Written request.
Produce a word-for-word copy of the listing below without its pictures.
────────
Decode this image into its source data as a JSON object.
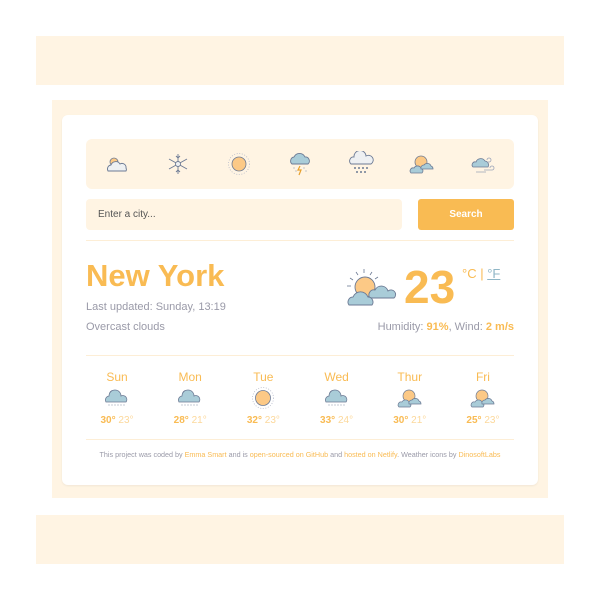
{
  "icon_bar": {
    "icons": [
      {
        "name": "partly-cloudy-icon"
      },
      {
        "name": "snowflake-icon"
      },
      {
        "name": "sun-icon"
      },
      {
        "name": "thunderstorm-icon"
      },
      {
        "name": "heavy-rain-icon"
      },
      {
        "name": "sun-behind-clouds-icon"
      },
      {
        "name": "windy-cloud-icon"
      }
    ]
  },
  "search": {
    "placeholder": "Enter a city...",
    "value": "",
    "button_label": "Search"
  },
  "current": {
    "city": "New York",
    "last_updated": "Last updated: Sunday, 13:19",
    "description": "Overcast clouds",
    "temperature": "23",
    "unit_c": "°C",
    "unit_sep": " | ",
    "unit_f": "°F",
    "humidity_label": "Humidity: ",
    "humidity": "91%",
    "wind_label": ", Wind: ",
    "wind": "2 m/s",
    "icon": "sun-behind-clouds-icon"
  },
  "forecast": [
    {
      "day": "Sun",
      "icon": "cloud-drizzle-icon",
      "high": "30°",
      "low": "23°"
    },
    {
      "day": "Mon",
      "icon": "cloud-drizzle-icon",
      "high": "28°",
      "low": "21°"
    },
    {
      "day": "Tue",
      "icon": "sun-icon",
      "high": "32°",
      "low": "23°"
    },
    {
      "day": "Wed",
      "icon": "cloud-drizzle-icon",
      "high": "33°",
      "low": "24°"
    },
    {
      "day": "Thur",
      "icon": "sun-behind-clouds-icon",
      "high": "30°",
      "low": "21°"
    },
    {
      "day": "Fri",
      "icon": "sun-behind-clouds-icon",
      "high": "25°",
      "low": "23°"
    }
  ],
  "footer": {
    "t1": "This project was coded by ",
    "author": "Emma Smart",
    "t2": " and is ",
    "source_link": "open-sourced on GitHub",
    "t3": " and ",
    "host_link": "hosted on Netlify",
    "t4": ". Weather icons by ",
    "icons_link": "DinosoftLabs"
  },
  "colors": {
    "accent": "#f9bb53",
    "panel": "#fff4e3",
    "cloud": "#a9ccd8",
    "sun": "#fcc986",
    "outline": "#6c7a94"
  }
}
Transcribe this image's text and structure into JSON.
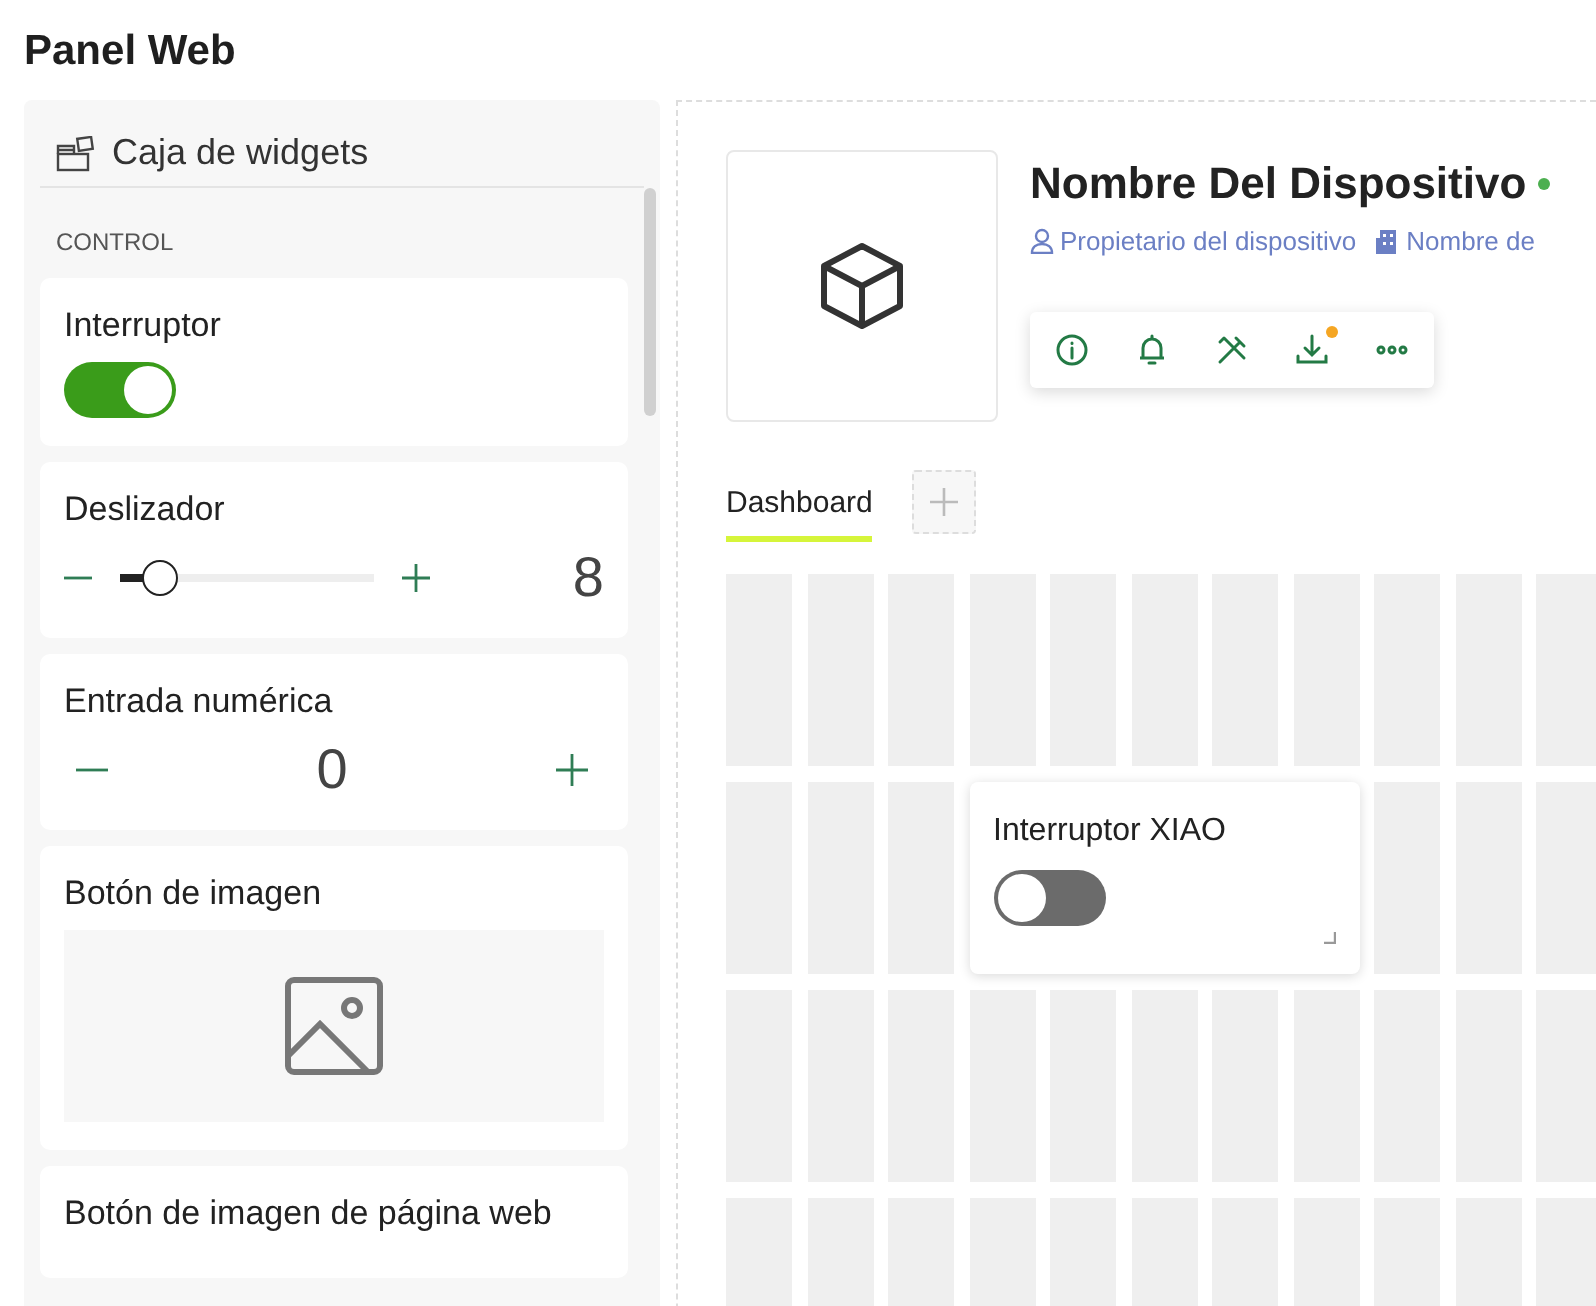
────────
Task response.
Decode this image into its source data as a JSON object.
{
  "icon_bar": {
    "icons": [
      {
        "name": "partly-cloudy-icon"
      },
      {
        "name": "snowflake-icon"
      },
      {
        "name": "sun-icon"
      },
      {
        "name": "thunderstorm-icon"
      },
      {
        "name": "heavy-rain-icon"
      },
      {
        "name": "sun-behind-clouds-icon"
      },
      {
        "name": "windy-cloud-icon"
      }
    ]
  },
  "search": {
    "placeholder": "Enter a city...",
    "value": "",
    "button_label": "Search"
  },
  "current": {
    "city": "New York",
    "last_updated": "Last updated: Sunday, 13:19",
    "description": "Overcast clouds",
    "temperature": "23",
    "unit_c": "°C",
    "unit_sep": " | ",
    "unit_f": "°F",
    "humidity_label": "Humidity: ",
    "humidity": "91%",
    "wind_label": ", Wind: ",
    "wind": "2 m/s",
    "icon": "sun-behind-clouds-icon"
  },
  "forecast": [
    {
      "day": "Sun",
      "icon": "cloud-drizzle-icon",
      "high": "30°",
      "low": "23°"
    },
    {
      "day": "Mon",
      "icon": "cloud-drizzle-icon",
      "high": "28°",
      "low": "21°"
    },
    {
      "day": "Tue",
      "icon": "sun-icon",
      "high": "32°",
      "low": "23°"
    },
    {
      "day": "Wed",
      "icon": "cloud-drizzle-icon",
      "high": "33°",
      "low": "24°"
    },
    {
      "day": "Thur",
      "icon": "sun-behind-clouds-icon",
      "high": "30°",
      "low": "21°"
    },
    {
      "day": "Fri",
      "icon": "sun-behind-clouds-icon",
      "high": "25°",
      "low": "23°"
    }
  ],
  "footer": {
    "t1": "This project was coded by ",
    "author": "Emma Smart",
    "t2": " and is ",
    "source_link": "open-sourced on GitHub",
    "t3": " and ",
    "host_link": "hosted on Netlify",
    "t4": ". Weather icons by ",
    "icons_link": "DinosoftLabs"
  },
  "colors": {
    "accent": "#f9bb53",
    "panel": "#fff4e3",
    "cloud": "#a9ccd8",
    "sun": "#fcc986",
    "outline": "#6c7a94"
  }
}
Transcribe this image's text and structure into JSON.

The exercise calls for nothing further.